— begin TASK MATERIAL —

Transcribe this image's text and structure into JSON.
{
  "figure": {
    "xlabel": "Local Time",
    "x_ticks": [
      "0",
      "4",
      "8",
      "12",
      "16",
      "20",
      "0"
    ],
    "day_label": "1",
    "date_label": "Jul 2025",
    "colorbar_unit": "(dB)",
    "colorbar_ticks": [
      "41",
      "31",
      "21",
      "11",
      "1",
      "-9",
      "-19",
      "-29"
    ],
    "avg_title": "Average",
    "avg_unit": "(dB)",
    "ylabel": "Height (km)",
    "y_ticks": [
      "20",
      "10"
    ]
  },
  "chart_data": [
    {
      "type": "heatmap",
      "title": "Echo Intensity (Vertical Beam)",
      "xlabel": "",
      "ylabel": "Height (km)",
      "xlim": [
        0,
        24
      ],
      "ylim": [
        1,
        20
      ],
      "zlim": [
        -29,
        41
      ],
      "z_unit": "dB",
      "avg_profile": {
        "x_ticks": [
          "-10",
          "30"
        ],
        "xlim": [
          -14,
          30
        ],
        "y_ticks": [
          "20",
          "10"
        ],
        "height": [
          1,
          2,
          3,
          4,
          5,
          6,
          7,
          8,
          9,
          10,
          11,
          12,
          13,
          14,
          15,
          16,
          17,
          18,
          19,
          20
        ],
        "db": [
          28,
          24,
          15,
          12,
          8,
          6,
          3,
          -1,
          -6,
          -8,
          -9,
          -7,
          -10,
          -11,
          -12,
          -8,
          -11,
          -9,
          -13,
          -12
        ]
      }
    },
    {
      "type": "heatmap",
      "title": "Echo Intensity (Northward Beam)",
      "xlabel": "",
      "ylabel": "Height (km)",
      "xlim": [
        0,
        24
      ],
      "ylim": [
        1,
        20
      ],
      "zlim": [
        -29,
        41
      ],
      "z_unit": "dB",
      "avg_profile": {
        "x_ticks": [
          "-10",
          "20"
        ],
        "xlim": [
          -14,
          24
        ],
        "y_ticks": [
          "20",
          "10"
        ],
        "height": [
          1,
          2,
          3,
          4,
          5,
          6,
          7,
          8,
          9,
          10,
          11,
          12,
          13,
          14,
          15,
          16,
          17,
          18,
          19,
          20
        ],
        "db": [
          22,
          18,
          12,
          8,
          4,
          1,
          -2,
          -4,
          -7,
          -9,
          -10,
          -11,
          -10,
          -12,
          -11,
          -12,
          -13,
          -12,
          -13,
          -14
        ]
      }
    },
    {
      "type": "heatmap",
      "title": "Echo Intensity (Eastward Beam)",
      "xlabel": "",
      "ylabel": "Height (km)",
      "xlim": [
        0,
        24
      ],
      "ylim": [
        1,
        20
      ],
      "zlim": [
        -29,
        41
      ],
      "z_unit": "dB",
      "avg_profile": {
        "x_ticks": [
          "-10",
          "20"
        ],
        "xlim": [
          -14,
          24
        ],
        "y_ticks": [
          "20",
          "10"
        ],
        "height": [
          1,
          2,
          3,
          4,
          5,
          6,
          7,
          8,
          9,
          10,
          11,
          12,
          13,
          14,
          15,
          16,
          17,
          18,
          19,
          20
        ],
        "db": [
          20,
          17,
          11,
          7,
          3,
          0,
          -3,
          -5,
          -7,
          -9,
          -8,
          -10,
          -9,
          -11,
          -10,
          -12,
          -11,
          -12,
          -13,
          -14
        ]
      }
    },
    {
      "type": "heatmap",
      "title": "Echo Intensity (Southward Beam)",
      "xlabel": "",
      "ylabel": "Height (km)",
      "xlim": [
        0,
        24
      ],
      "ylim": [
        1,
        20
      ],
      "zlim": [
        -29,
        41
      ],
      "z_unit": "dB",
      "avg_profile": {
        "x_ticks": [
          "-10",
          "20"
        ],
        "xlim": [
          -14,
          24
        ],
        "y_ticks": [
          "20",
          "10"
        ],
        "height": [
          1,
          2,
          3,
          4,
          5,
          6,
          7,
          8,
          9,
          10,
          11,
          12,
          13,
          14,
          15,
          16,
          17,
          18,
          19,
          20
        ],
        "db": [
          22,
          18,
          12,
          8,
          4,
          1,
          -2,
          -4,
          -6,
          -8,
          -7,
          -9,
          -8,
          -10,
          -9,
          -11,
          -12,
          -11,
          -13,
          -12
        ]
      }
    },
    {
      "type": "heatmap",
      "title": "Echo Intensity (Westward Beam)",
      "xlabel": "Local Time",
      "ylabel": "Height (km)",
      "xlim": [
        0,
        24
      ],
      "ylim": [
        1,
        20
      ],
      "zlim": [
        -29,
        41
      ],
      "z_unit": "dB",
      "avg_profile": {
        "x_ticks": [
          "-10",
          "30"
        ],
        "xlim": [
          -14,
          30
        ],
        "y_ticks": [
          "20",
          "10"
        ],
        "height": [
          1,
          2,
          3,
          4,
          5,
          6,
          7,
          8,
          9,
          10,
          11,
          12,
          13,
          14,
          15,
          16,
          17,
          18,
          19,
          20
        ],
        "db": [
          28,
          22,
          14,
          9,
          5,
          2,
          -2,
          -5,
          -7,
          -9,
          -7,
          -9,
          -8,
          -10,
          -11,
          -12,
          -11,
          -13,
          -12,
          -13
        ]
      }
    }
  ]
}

— end TASK MATERIAL —

Find all lines where the word "Local" appears. Copy them.

**CORRECT OUTPUT**
    "xlabel": "Local Time",
      "xlabel": "Local Time",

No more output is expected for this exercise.